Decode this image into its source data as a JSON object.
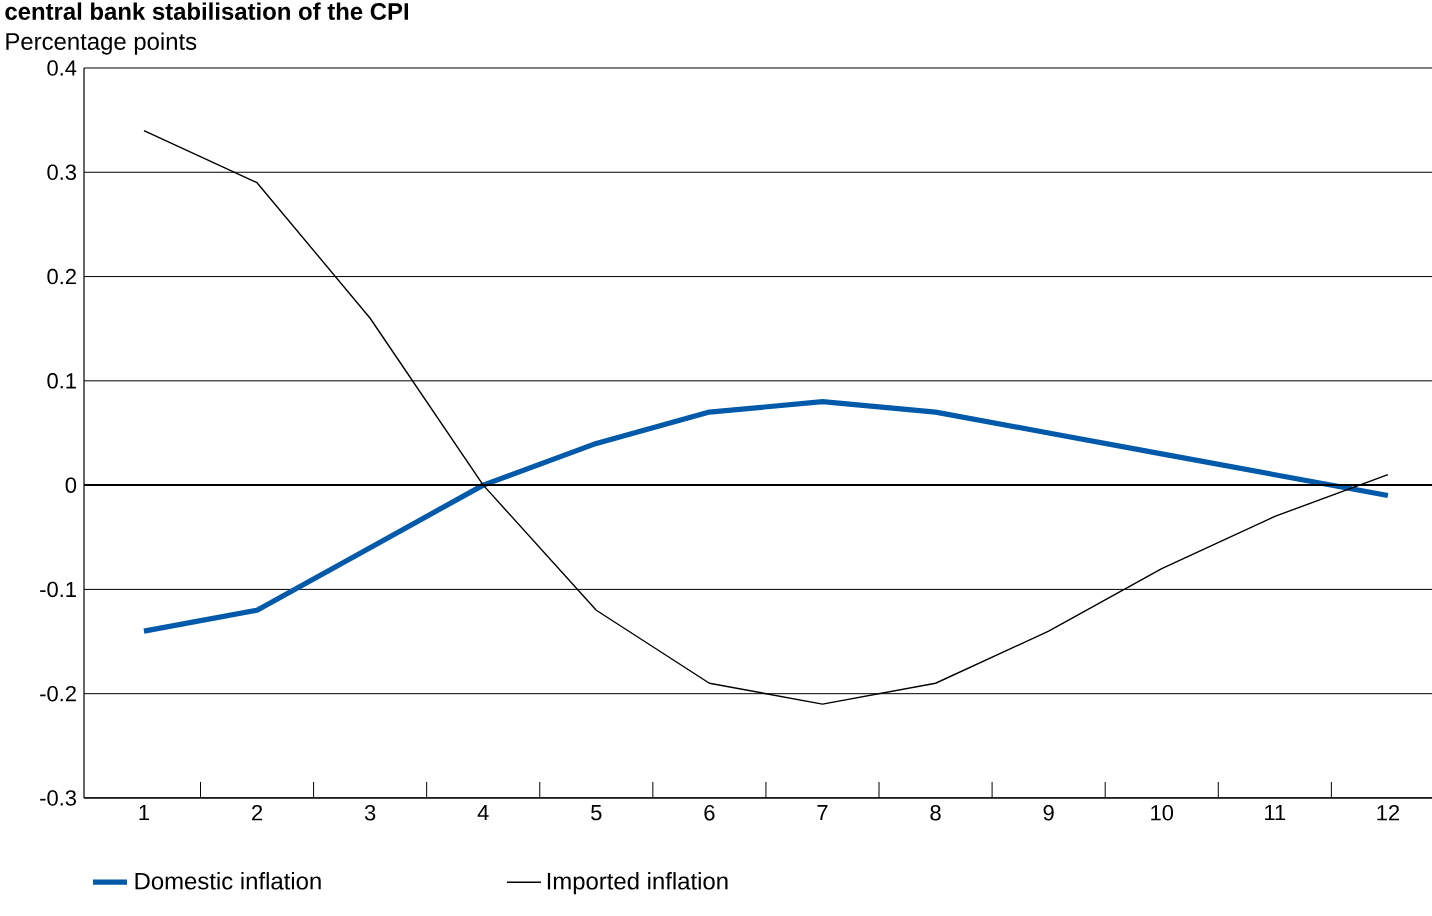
{
  "chart_data": {
    "type": "line",
    "title": "central bank stabilisation of the CPI",
    "ylabel": "Percentage points",
    "categories": [
      "1",
      "2",
      "3",
      "4",
      "5",
      "6",
      "7",
      "8",
      "9",
      "10",
      "11",
      "12"
    ],
    "series": [
      {
        "name": "Domestic inflation",
        "color": "#005aa9",
        "values": [
          -0.14,
          -0.12,
          -0.06,
          0.0,
          0.04,
          0.07,
          0.08,
          0.07,
          0.05,
          0.03,
          0.01,
          -0.01
        ]
      },
      {
        "name": "Imported inflation",
        "color": "#000000",
        "values": [
          0.34,
          0.29,
          0.16,
          0.0,
          -0.12,
          -0.19,
          -0.21,
          -0.19,
          -0.14,
          -0.08,
          -0.03,
          0.01
        ]
      }
    ],
    "ylim": [
      -0.3,
      0.4
    ],
    "yticks": [
      -0.3,
      -0.2,
      -0.1,
      0,
      0.1,
      0.2,
      0.3,
      0.4
    ],
    "grid": "y",
    "legend": "bottom",
    "line_style": "solid",
    "marker": "none"
  }
}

Instructions to follow:
The data above should be repeated exactly, minus any pictures.

Result of this task:
Decode this image into its source data as a JSON object.
{
  "chart_data": {
    "type": "line",
    "title": "central bank stabilisation of the CPI",
    "ylabel": "Percentage points",
    "categories": [
      "1",
      "2",
      "3",
      "4",
      "5",
      "6",
      "7",
      "8",
      "9",
      "10",
      "11",
      "12"
    ],
    "series": [
      {
        "name": "Domestic inflation",
        "color": "#005aa9",
        "values": [
          -0.14,
          -0.12,
          -0.06,
          0.0,
          0.04,
          0.07,
          0.08,
          0.07,
          0.05,
          0.03,
          0.01,
          -0.01
        ]
      },
      {
        "name": "Imported inflation",
        "color": "#000000",
        "values": [
          0.34,
          0.29,
          0.16,
          0.0,
          -0.12,
          -0.19,
          -0.21,
          -0.19,
          -0.14,
          -0.08,
          -0.03,
          0.01
        ]
      }
    ],
    "ylim": [
      -0.3,
      0.4
    ],
    "yticks": [
      -0.3,
      -0.2,
      -0.1,
      0,
      0.1,
      0.2,
      0.3,
      0.4
    ],
    "grid": "y",
    "legend": "bottom",
    "line_style": "solid",
    "marker": "none"
  }
}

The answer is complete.